[start of Record extracts]

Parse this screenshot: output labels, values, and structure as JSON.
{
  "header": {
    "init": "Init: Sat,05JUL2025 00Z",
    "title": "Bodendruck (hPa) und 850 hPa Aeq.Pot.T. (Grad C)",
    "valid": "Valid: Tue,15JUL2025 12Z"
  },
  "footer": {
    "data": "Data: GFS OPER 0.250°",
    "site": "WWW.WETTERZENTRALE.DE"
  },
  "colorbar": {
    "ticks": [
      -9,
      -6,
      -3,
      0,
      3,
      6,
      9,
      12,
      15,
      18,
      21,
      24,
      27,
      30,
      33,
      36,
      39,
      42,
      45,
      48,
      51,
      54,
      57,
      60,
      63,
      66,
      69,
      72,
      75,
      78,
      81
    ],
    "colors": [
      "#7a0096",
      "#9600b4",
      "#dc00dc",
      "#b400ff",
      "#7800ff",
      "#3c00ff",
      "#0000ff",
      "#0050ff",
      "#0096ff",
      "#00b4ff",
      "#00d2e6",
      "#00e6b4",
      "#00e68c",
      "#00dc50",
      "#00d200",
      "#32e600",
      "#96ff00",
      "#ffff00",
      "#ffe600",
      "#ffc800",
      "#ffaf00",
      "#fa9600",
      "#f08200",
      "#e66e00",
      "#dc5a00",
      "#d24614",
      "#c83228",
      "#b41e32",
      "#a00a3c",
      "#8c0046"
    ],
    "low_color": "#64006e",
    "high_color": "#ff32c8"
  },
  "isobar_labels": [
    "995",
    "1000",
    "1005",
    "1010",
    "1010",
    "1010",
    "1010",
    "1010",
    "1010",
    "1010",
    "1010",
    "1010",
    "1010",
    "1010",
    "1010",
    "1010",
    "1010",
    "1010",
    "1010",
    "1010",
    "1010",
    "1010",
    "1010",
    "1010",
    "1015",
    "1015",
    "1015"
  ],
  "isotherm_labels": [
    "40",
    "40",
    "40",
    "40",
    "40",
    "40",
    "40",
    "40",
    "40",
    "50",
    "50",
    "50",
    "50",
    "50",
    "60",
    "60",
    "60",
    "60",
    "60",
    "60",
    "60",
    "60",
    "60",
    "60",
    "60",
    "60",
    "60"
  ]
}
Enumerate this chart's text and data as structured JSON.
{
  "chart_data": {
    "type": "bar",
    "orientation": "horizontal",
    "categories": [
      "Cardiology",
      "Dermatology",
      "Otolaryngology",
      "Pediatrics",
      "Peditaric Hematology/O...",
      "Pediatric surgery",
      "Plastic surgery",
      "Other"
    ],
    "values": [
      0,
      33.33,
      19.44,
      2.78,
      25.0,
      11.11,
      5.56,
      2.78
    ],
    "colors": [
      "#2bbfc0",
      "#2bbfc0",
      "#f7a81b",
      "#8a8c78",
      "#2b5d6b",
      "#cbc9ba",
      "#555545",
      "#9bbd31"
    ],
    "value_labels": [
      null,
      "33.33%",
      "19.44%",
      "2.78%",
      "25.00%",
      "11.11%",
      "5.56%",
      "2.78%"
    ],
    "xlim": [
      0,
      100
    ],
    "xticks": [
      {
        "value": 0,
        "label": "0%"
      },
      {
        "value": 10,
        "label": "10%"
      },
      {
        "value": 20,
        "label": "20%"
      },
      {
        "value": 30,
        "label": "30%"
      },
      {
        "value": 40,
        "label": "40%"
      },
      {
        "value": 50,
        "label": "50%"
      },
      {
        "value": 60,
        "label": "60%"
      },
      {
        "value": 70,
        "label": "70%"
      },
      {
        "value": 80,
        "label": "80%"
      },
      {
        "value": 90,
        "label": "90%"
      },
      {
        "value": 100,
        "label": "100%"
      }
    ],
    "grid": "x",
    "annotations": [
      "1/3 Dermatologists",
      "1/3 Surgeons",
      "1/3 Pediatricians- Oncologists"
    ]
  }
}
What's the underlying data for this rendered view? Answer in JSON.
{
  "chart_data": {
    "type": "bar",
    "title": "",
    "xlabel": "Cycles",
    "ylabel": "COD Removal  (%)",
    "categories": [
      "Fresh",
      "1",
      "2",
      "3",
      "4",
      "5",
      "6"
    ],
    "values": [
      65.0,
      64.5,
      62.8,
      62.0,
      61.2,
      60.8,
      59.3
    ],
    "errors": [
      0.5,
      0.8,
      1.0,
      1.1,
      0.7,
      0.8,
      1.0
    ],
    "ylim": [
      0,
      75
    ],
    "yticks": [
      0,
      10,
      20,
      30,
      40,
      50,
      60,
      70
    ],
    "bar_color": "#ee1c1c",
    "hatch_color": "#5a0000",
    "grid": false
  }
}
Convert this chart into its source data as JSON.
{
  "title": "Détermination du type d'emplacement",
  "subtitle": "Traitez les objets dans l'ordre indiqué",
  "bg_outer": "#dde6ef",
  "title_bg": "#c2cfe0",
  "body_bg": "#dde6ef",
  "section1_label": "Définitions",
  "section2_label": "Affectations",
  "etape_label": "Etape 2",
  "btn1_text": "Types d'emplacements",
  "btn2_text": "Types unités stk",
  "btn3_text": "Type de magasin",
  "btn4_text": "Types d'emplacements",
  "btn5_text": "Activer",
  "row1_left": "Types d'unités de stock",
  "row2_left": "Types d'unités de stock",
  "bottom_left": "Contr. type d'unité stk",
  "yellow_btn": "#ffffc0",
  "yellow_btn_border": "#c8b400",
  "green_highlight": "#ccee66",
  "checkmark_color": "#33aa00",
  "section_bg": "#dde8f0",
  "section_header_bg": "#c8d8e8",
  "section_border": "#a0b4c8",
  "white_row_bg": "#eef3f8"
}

[end of Record extracts]

-- Written problem --
Set all of the entries down again, exactly as they were given.

-- Worked answer --
Parse this screenshot: output labels, values, and structure as JSON.
{
  "header": {
    "init": "Init: Sat,05JUL2025 00Z",
    "title": "Bodendruck (hPa) und 850 hPa Aeq.Pot.T. (Grad C)",
    "valid": "Valid: Tue,15JUL2025 12Z"
  },
  "footer": {
    "data": "Data: GFS OPER 0.250°",
    "site": "WWW.WETTERZENTRALE.DE"
  },
  "colorbar": {
    "ticks": [
      -9,
      -6,
      -3,
      0,
      3,
      6,
      9,
      12,
      15,
      18,
      21,
      24,
      27,
      30,
      33,
      36,
      39,
      42,
      45,
      48,
      51,
      54,
      57,
      60,
      63,
      66,
      69,
      72,
      75,
      78,
      81
    ],
    "colors": [
      "#7a0096",
      "#9600b4",
      "#dc00dc",
      "#b400ff",
      "#7800ff",
      "#3c00ff",
      "#0000ff",
      "#0050ff",
      "#0096ff",
      "#00b4ff",
      "#00d2e6",
      "#00e6b4",
      "#00e68c",
      "#00dc50",
      "#00d200",
      "#32e600",
      "#96ff00",
      "#ffff00",
      "#ffe600",
      "#ffc800",
      "#ffaf00",
      "#fa9600",
      "#f08200",
      "#e66e00",
      "#dc5a00",
      "#d24614",
      "#c83228",
      "#b41e32",
      "#a00a3c",
      "#8c0046"
    ],
    "low_color": "#64006e",
    "high_color": "#ff32c8"
  },
  "isobar_labels": [
    "995",
    "1000",
    "1005",
    "1010",
    "1010",
    "1010",
    "1010",
    "1010",
    "1010",
    "1010",
    "1010",
    "1010",
    "1010",
    "1010",
    "1010",
    "1010",
    "1010",
    "1010",
    "1010",
    "1010",
    "1010",
    "1010",
    "1010",
    "1010",
    "1015",
    "1015",
    "1015"
  ],
  "isotherm_labels": [
    "40",
    "40",
    "40",
    "40",
    "40",
    "40",
    "40",
    "40",
    "40",
    "50",
    "50",
    "50",
    "50",
    "50",
    "60",
    "60",
    "60",
    "60",
    "60",
    "60",
    "60",
    "60",
    "60",
    "60",
    "60",
    "60",
    "60"
  ]
}
Enumerate this chart's text and data as structured JSON.
{
  "chart_data": {
    "type": "bar",
    "orientation": "horizontal",
    "categories": [
      "Cardiology",
      "Dermatology",
      "Otolaryngology",
      "Pediatrics",
      "Peditaric Hematology/O...",
      "Pediatric surgery",
      "Plastic surgery",
      "Other"
    ],
    "values": [
      0,
      33.33,
      19.44,
      2.78,
      25.0,
      11.11,
      5.56,
      2.78
    ],
    "colors": [
      "#2bbfc0",
      "#2bbfc0",
      "#f7a81b",
      "#8a8c78",
      "#2b5d6b",
      "#cbc9ba",
      "#555545",
      "#9bbd31"
    ],
    "value_labels": [
      null,
      "33.33%",
      "19.44%",
      "2.78%",
      "25.00%",
      "11.11%",
      "5.56%",
      "2.78%"
    ],
    "xlim": [
      0,
      100
    ],
    "xticks": [
      {
        "value": 0,
        "label": "0%"
      },
      {
        "value": 10,
        "label": "10%"
      },
      {
        "value": 20,
        "label": "20%"
      },
      {
        "value": 30,
        "label": "30%"
      },
      {
        "value": 40,
        "label": "40%"
      },
      {
        "value": 50,
        "label": "50%"
      },
      {
        "value": 60,
        "label": "60%"
      },
      {
        "value": 70,
        "label": "70%"
      },
      {
        "value": 80,
        "label": "80%"
      },
      {
        "value": 90,
        "label": "90%"
      },
      {
        "value": 100,
        "label": "100%"
      }
    ],
    "grid": "x",
    "annotations": [
      "1/3 Dermatologists",
      "1/3 Surgeons",
      "1/3 Pediatricians- Oncologists"
    ]
  }
}
What's the underlying data for this rendered view? Answer in JSON.
{
  "chart_data": {
    "type": "bar",
    "title": "",
    "xlabel": "Cycles",
    "ylabel": "COD Removal  (%)",
    "categories": [
      "Fresh",
      "1",
      "2",
      "3",
      "4",
      "5",
      "6"
    ],
    "values": [
      65.0,
      64.5,
      62.8,
      62.0,
      61.2,
      60.8,
      59.3
    ],
    "errors": [
      0.5,
      0.8,
      1.0,
      1.1,
      0.7,
      0.8,
      1.0
    ],
    "ylim": [
      0,
      75
    ],
    "yticks": [
      0,
      10,
      20,
      30,
      40,
      50,
      60,
      70
    ],
    "bar_color": "#ee1c1c",
    "hatch_color": "#5a0000",
    "grid": false
  }
}
Convert this chart into its source data as JSON.
{
  "title": "Détermination du type d'emplacement",
  "subtitle": "Traitez les objets dans l'ordre indiqué",
  "bg_outer": "#dde6ef",
  "title_bg": "#c2cfe0",
  "body_bg": "#dde6ef",
  "section1_label": "Définitions",
  "section2_label": "Affectations",
  "etape_label": "Etape 2",
  "btn1_text": "Types d'emplacements",
  "btn2_text": "Types unités stk",
  "btn3_text": "Type de magasin",
  "btn4_text": "Types d'emplacements",
  "btn5_text": "Activer",
  "row1_left": "Types d'unités de stock",
  "row2_left": "Types d'unités de stock",
  "bottom_left": "Contr. type d'unité stk",
  "yellow_btn": "#ffffc0",
  "yellow_btn_border": "#c8b400",
  "green_highlight": "#ccee66",
  "checkmark_color": "#33aa00",
  "section_bg": "#dde8f0",
  "section_header_bg": "#c8d8e8",
  "section_border": "#a0b4c8",
  "white_row_bg": "#eef3f8"
}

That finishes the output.